Data records:

^^^^

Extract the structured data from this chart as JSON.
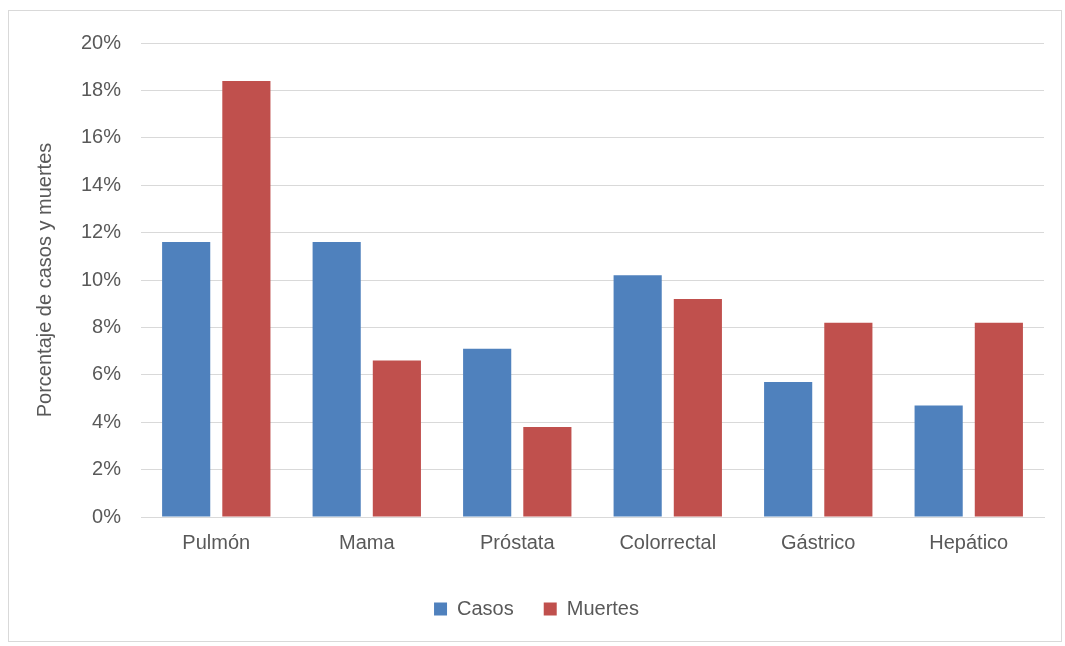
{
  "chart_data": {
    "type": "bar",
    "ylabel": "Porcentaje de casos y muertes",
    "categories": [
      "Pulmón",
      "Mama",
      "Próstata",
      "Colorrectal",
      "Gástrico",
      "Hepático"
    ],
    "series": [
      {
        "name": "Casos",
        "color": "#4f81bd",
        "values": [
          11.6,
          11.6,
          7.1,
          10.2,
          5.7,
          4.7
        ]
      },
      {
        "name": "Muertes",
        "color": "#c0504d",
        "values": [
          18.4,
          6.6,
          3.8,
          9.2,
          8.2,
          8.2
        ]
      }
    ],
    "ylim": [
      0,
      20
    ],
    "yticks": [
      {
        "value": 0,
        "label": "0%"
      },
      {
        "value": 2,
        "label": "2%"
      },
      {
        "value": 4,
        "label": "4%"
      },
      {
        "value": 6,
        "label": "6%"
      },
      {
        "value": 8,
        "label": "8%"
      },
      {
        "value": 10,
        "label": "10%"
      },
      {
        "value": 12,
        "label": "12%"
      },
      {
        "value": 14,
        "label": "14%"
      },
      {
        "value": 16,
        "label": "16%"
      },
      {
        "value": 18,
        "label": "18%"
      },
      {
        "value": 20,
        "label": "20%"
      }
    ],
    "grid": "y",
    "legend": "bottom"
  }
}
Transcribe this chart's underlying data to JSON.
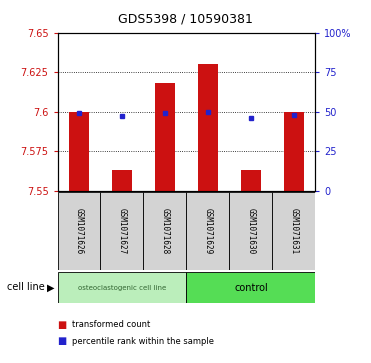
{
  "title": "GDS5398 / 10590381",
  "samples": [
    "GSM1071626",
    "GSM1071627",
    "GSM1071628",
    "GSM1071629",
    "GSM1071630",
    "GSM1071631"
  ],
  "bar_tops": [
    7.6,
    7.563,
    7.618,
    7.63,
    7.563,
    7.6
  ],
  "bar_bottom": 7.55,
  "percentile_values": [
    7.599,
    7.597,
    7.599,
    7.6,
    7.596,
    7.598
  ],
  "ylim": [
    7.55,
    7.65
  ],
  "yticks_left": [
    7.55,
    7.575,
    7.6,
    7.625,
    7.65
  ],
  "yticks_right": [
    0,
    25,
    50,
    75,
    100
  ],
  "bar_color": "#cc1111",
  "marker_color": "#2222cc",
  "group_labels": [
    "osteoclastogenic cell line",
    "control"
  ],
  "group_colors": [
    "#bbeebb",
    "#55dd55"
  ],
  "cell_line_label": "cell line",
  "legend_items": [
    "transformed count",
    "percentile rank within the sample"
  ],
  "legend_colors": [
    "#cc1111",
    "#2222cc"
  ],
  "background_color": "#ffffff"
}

^^^^

Drop the images and quote the entries word for word.

Response below:
Extract the structured data from this chart as JSON.
{
  "chart_data": {
    "type": "bar",
    "ylabel": "Porcentaje de casos y muertes",
    "categories": [
      "Pulmón",
      "Mama",
      "Próstata",
      "Colorrectal",
      "Gástrico",
      "Hepático"
    ],
    "series": [
      {
        "name": "Casos",
        "color": "#4f81bd",
        "values": [
          11.6,
          11.6,
          7.1,
          10.2,
          5.7,
          4.7
        ]
      },
      {
        "name": "Muertes",
        "color": "#c0504d",
        "values": [
          18.4,
          6.6,
          3.8,
          9.2,
          8.2,
          8.2
        ]
      }
    ],
    "ylim": [
      0,
      20
    ],
    "yticks": [
      {
        "value": 0,
        "label": "0%"
      },
      {
        "value": 2,
        "label": "2%"
      },
      {
        "value": 4,
        "label": "4%"
      },
      {
        "value": 6,
        "label": "6%"
      },
      {
        "value": 8,
        "label": "8%"
      },
      {
        "value": 10,
        "label": "10%"
      },
      {
        "value": 12,
        "label": "12%"
      },
      {
        "value": 14,
        "label": "14%"
      },
      {
        "value": 16,
        "label": "16%"
      },
      {
        "value": 18,
        "label": "18%"
      },
      {
        "value": 20,
        "label": "20%"
      }
    ],
    "grid": "y",
    "legend": "bottom"
  }
}
Transcribe this chart's underlying data to JSON.
{
  "title": "GDS5398 / 10590381",
  "samples": [
    "GSM1071626",
    "GSM1071627",
    "GSM1071628",
    "GSM1071629",
    "GSM1071630",
    "GSM1071631"
  ],
  "bar_tops": [
    7.6,
    7.563,
    7.618,
    7.63,
    7.563,
    7.6
  ],
  "bar_bottom": 7.55,
  "percentile_values": [
    7.599,
    7.597,
    7.599,
    7.6,
    7.596,
    7.598
  ],
  "ylim": [
    7.55,
    7.65
  ],
  "yticks_left": [
    7.55,
    7.575,
    7.6,
    7.625,
    7.65
  ],
  "yticks_right": [
    0,
    25,
    50,
    75,
    100
  ],
  "bar_color": "#cc1111",
  "marker_color": "#2222cc",
  "group_labels": [
    "osteoclastogenic cell line",
    "control"
  ],
  "group_colors": [
    "#bbeebb",
    "#55dd55"
  ],
  "cell_line_label": "cell line",
  "legend_items": [
    "transformed count",
    "percentile rank within the sample"
  ],
  "legend_colors": [
    "#cc1111",
    "#2222cc"
  ],
  "background_color": "#ffffff"
}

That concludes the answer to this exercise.